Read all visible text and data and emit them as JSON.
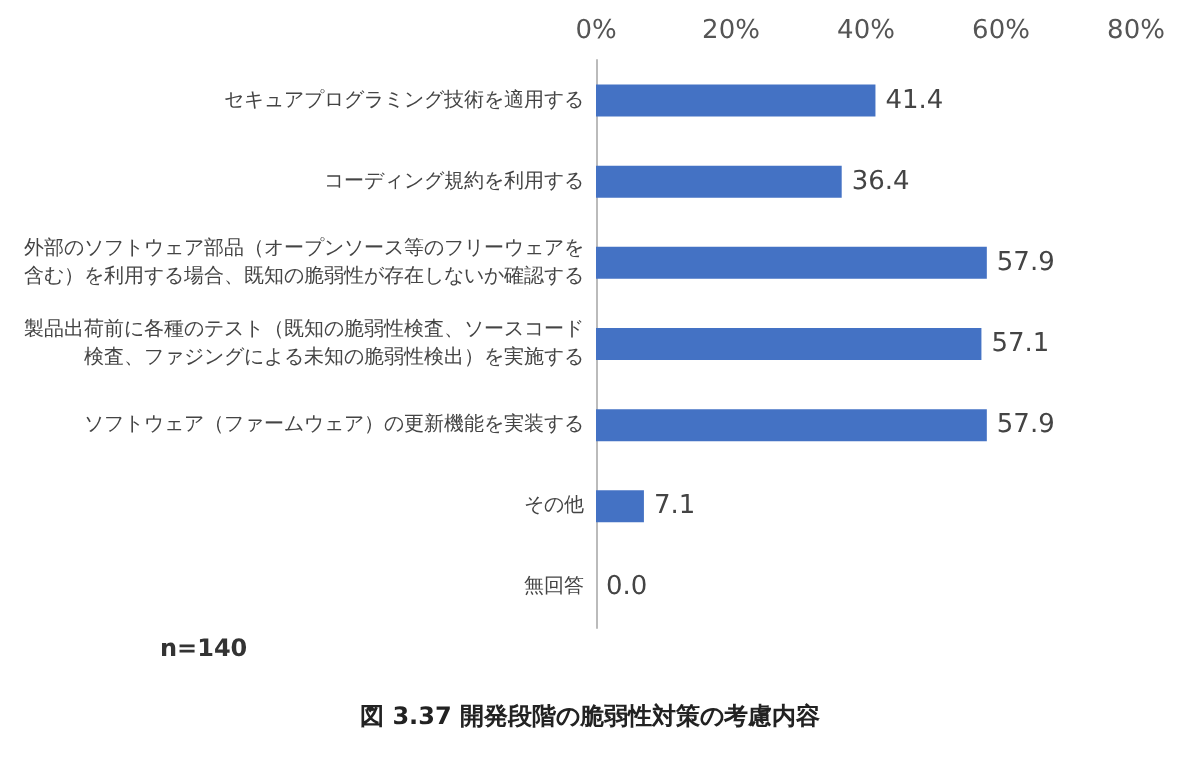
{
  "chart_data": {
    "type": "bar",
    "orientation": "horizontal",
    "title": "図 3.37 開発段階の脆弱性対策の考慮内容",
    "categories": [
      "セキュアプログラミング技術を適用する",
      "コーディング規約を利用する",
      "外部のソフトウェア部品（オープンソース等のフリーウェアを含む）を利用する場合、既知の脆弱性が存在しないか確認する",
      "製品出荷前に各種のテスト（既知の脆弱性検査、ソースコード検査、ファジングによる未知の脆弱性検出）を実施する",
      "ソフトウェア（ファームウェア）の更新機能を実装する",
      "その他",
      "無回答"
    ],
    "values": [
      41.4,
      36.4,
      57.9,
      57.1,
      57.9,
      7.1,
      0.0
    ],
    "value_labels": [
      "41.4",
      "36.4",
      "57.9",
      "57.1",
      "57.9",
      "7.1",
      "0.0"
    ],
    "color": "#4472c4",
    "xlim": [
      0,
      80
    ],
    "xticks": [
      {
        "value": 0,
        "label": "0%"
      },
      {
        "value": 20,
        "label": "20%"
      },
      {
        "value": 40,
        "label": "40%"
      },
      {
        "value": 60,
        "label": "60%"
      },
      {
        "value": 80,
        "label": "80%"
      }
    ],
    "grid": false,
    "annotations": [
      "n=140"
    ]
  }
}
■ ■ ■ ■ ■
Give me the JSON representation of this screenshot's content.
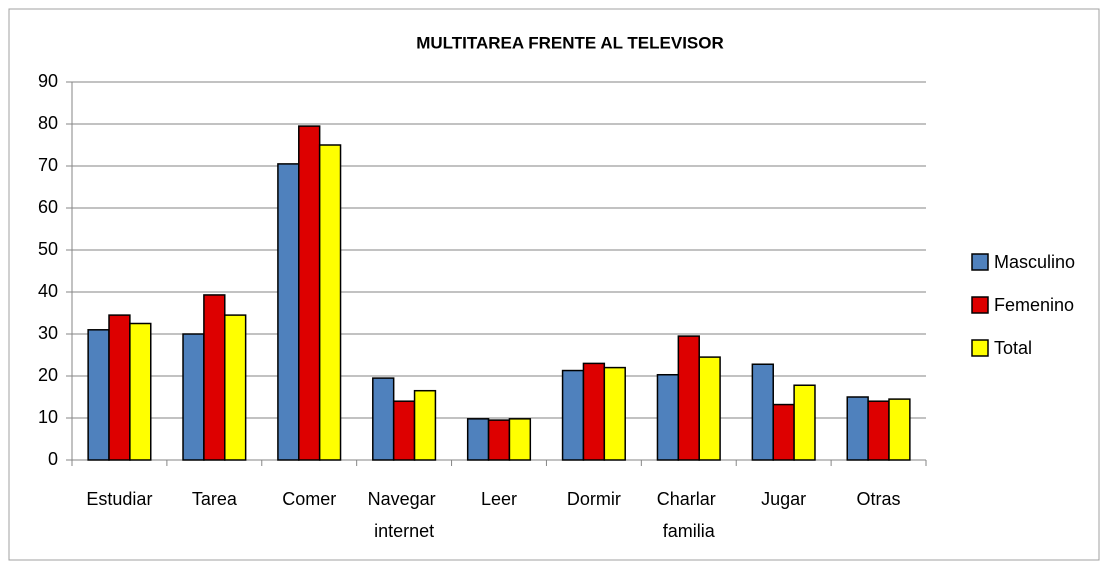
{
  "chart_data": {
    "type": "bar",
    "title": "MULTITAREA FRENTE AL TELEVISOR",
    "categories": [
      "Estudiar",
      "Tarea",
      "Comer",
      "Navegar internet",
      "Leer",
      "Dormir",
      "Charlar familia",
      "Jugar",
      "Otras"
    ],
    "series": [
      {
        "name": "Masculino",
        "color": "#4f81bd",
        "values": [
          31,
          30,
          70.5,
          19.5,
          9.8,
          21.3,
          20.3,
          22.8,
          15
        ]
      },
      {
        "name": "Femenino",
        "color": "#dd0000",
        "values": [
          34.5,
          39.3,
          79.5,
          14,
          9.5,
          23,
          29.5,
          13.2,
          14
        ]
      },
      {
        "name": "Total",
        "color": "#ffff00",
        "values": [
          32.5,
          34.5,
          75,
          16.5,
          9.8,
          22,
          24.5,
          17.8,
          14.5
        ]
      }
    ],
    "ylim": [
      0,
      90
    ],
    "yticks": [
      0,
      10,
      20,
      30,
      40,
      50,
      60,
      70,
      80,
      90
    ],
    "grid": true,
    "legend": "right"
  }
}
■ ■ ■ ■ ■
- _WHAT YOU SHOULD DO_
Gather, from the listing above, every line carrying the word "color".

- _RESULT OF THIS TASK_
    "color": "#4472c4",
        "color": "#4f81bd",
        "color": "#dd0000",
        "color": "#ffff00",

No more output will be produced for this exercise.